● WHAT IS EXPECTED
Scan the listing below. Report each line that includes "iris".

Data records:
○ ○ ○ ○ ○ ○ ○

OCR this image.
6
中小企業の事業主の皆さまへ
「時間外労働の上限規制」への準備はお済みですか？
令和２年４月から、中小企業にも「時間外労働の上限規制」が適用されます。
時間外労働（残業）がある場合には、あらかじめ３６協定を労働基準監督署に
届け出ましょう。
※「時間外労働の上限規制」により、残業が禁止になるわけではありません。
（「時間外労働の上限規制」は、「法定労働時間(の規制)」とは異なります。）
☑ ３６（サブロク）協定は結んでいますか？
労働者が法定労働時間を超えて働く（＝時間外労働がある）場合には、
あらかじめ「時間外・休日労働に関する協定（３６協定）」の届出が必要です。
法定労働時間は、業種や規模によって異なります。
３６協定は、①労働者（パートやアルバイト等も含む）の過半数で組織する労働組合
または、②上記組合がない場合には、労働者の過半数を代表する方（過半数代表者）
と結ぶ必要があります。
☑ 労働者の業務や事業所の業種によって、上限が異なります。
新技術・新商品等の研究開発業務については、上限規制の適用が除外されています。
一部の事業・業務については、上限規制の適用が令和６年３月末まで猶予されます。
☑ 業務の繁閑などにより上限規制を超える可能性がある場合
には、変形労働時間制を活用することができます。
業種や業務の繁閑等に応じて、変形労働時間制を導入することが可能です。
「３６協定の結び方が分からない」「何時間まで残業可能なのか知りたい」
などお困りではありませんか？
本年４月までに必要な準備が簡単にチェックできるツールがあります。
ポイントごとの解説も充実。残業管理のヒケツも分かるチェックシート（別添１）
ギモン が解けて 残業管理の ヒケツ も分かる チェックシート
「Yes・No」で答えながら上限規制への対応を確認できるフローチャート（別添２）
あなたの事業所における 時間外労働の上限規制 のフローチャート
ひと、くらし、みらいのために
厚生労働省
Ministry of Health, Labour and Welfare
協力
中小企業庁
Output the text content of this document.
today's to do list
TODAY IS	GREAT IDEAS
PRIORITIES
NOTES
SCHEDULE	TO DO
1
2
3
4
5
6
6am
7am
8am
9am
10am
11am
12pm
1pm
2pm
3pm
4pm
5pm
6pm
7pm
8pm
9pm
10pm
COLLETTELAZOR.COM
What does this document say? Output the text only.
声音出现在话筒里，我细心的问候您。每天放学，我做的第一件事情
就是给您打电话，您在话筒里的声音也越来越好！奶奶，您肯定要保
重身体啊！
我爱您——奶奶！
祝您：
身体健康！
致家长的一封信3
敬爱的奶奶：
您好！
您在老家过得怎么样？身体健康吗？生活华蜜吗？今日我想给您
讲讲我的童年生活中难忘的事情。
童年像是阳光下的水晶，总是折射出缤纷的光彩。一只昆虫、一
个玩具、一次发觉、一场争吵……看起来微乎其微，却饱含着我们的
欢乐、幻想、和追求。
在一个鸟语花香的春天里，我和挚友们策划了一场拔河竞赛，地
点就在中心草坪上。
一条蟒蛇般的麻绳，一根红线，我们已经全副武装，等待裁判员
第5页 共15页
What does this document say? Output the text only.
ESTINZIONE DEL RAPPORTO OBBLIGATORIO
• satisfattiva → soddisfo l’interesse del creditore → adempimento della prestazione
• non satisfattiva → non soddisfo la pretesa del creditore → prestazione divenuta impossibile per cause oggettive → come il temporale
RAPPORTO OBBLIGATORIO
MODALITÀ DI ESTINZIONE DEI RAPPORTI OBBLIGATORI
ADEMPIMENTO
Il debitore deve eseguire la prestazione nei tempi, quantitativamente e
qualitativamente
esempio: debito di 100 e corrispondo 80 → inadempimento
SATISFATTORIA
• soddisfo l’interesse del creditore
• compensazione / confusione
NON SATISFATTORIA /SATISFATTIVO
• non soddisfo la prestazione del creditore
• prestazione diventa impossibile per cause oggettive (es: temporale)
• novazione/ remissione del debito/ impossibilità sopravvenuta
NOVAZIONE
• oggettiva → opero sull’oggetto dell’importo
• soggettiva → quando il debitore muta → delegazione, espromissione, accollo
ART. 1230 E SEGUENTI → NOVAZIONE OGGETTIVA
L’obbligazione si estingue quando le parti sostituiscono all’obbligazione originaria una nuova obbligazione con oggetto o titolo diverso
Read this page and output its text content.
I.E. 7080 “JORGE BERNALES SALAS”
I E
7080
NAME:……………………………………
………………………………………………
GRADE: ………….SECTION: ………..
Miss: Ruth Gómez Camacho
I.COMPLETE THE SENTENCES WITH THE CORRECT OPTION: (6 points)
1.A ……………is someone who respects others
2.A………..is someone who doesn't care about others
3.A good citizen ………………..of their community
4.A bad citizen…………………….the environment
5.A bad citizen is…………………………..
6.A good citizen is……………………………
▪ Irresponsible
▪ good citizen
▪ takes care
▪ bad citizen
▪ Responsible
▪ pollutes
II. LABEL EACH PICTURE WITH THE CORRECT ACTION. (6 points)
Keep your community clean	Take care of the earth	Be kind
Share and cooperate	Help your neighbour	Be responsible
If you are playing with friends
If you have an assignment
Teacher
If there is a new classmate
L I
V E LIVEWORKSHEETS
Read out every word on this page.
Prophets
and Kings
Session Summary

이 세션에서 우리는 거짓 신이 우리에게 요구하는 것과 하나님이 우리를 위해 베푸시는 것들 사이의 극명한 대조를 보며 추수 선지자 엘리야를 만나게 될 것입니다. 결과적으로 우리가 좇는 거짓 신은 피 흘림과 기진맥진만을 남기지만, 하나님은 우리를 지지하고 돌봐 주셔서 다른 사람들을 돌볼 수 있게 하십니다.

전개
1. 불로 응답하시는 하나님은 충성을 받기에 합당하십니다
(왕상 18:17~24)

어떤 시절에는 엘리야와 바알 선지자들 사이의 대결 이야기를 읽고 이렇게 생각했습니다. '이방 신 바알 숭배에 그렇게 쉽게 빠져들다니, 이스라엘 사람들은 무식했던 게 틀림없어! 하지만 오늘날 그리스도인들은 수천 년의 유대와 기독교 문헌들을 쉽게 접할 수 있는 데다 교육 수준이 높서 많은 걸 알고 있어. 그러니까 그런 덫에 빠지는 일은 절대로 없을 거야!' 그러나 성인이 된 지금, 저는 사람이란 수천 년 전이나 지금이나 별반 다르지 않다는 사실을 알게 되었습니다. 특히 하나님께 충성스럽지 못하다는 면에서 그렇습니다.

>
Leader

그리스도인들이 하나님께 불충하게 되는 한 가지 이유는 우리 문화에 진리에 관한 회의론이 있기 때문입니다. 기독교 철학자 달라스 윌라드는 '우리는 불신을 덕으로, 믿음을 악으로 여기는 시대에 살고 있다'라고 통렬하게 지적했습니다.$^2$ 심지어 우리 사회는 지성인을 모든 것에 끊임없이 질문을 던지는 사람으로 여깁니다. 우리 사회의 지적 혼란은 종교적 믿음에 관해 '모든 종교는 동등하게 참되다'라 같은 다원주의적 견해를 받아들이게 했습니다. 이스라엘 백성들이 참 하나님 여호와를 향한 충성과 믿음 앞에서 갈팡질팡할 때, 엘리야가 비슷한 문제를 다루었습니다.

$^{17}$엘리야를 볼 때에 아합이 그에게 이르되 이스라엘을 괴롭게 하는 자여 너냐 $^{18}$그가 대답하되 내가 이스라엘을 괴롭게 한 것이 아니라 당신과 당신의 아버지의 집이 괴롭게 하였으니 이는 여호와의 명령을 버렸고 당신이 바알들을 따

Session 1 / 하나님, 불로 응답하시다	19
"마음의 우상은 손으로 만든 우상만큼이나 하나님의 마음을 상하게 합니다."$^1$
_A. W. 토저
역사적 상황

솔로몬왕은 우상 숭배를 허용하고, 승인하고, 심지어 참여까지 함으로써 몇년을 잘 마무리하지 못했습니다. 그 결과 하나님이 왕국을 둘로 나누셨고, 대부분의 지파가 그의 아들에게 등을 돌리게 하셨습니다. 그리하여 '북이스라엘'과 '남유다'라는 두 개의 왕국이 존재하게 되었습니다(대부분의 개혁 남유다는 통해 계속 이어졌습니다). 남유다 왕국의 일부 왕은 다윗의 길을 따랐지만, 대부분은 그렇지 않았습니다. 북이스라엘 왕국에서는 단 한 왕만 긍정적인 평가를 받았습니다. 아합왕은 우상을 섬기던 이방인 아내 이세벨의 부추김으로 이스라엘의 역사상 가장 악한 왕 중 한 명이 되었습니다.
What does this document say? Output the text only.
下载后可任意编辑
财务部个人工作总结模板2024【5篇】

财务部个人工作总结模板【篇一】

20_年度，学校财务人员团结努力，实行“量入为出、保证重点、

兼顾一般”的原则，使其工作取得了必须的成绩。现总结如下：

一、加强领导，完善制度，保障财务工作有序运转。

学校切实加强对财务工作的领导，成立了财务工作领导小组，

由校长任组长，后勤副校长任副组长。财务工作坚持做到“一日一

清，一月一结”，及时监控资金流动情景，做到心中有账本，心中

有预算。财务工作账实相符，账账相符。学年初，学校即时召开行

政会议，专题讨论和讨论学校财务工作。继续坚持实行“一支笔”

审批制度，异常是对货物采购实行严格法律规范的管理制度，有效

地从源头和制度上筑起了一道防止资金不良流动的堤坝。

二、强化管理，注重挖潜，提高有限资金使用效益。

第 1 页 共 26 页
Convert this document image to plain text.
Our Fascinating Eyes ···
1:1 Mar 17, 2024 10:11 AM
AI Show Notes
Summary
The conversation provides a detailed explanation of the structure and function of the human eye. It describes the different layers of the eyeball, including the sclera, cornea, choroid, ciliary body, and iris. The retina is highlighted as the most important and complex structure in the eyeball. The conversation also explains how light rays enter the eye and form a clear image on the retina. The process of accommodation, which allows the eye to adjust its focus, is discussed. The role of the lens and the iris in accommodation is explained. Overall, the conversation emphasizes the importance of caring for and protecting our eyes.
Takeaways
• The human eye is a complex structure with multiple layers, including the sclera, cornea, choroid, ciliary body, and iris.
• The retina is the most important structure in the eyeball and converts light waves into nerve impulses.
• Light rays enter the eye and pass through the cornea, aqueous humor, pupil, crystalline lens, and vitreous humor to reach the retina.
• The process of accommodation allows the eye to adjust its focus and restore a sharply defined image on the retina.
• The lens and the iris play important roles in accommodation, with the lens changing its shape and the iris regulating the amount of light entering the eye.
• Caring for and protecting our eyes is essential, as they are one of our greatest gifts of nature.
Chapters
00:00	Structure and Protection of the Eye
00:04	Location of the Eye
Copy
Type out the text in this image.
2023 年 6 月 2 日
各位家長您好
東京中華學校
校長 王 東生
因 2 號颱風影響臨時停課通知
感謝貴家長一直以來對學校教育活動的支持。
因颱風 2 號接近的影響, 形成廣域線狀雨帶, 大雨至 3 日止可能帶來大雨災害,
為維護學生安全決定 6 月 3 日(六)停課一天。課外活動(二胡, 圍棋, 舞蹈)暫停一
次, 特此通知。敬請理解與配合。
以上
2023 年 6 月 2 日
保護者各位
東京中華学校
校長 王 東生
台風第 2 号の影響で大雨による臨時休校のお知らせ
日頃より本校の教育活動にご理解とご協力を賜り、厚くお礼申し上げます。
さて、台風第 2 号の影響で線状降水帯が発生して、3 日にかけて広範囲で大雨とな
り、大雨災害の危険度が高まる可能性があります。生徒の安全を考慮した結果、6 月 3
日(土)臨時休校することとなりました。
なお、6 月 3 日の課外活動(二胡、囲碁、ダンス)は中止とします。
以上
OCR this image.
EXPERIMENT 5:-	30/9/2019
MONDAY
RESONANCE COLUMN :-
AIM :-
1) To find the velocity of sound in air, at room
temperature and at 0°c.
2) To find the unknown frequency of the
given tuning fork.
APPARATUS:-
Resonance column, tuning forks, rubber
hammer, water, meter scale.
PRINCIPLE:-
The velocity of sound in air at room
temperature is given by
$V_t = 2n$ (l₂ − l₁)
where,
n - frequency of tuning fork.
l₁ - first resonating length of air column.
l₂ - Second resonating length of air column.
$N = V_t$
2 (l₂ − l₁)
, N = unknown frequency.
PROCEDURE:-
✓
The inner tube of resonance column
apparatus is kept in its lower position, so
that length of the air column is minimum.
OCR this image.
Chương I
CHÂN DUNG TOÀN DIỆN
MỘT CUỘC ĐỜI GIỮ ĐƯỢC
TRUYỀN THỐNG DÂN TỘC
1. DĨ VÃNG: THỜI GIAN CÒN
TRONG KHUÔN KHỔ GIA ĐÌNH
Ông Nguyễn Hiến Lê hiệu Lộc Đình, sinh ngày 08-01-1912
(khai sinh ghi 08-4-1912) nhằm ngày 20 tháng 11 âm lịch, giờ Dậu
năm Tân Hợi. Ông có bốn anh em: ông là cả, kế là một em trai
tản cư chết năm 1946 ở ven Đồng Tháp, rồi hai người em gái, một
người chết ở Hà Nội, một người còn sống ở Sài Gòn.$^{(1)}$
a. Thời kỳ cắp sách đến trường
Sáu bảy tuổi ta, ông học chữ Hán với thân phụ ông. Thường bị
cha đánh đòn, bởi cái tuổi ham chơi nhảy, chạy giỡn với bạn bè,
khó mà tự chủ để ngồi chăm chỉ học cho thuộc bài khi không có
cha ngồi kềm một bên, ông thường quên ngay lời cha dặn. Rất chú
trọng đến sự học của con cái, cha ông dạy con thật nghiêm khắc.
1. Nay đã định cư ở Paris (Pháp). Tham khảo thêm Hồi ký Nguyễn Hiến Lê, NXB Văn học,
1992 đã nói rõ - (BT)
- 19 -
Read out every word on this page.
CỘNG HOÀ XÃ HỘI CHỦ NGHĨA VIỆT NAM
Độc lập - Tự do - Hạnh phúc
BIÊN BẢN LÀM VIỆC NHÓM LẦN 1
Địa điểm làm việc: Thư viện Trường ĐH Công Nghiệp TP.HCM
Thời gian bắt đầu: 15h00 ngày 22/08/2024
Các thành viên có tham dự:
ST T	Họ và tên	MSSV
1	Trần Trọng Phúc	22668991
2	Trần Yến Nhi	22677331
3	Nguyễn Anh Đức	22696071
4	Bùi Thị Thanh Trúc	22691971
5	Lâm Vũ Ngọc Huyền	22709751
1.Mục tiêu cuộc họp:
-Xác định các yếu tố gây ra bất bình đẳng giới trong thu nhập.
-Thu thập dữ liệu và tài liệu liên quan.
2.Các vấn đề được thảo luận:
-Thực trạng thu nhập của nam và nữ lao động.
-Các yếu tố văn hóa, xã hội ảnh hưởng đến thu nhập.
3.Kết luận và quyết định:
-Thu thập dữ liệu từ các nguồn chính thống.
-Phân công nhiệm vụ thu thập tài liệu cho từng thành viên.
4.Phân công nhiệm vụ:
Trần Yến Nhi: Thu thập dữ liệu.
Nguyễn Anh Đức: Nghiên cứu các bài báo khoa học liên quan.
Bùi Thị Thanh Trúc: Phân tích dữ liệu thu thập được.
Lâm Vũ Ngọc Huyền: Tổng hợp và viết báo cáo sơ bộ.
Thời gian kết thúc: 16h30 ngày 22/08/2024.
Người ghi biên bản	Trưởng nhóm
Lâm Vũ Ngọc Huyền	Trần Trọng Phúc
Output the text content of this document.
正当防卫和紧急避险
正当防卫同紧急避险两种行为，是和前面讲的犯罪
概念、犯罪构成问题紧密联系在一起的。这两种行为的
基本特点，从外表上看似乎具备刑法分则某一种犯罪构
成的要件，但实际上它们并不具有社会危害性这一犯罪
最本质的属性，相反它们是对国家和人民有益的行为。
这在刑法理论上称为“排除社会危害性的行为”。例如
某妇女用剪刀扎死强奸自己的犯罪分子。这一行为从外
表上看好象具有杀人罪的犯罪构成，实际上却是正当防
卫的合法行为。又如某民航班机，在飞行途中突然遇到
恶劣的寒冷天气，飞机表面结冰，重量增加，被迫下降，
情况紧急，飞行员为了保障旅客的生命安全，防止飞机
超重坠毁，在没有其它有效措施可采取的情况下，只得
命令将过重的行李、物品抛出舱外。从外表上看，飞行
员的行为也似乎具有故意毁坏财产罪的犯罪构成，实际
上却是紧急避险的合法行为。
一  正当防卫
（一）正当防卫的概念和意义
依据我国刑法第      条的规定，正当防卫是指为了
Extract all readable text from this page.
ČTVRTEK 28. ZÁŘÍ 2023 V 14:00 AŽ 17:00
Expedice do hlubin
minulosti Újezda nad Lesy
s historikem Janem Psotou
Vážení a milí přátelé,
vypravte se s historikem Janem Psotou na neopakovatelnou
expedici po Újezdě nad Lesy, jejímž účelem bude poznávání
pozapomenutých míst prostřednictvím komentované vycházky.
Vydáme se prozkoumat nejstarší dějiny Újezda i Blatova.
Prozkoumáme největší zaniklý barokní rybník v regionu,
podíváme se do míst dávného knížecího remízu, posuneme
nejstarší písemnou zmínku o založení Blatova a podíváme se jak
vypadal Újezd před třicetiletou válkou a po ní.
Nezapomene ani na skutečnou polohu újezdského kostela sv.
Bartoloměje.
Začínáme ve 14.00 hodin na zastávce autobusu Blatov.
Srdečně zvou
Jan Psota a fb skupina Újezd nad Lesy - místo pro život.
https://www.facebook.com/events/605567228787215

○ ○ ○ ○ ○ ○ ○

● FULL ANSWER
The conversation provides a detailed explanation of the structure and function of the human eye. It describes the different layers of the eyeball, including the sclera, cornea, choroid, ciliary body, and iris. The retina is highlighted as the most important and complex structure in the eyeball. The conversation also explains how light rays enter the eye and form a clear image on the retina. The process of accommodation, which allows the eye to adjust its focus, is discussed. The role of the lens and the iris in accommodation is explained. Overall, the conversation emphasizes the importance of caring for and protecting our eyes.
• The human eye is a complex structure with multiple layers, including the sclera, cornea, choroid, ciliary body, and iris.
• The lens and the iris play important roles in accommodation, with the lens changing its shape and the iris regulating the amount of light entering the eye.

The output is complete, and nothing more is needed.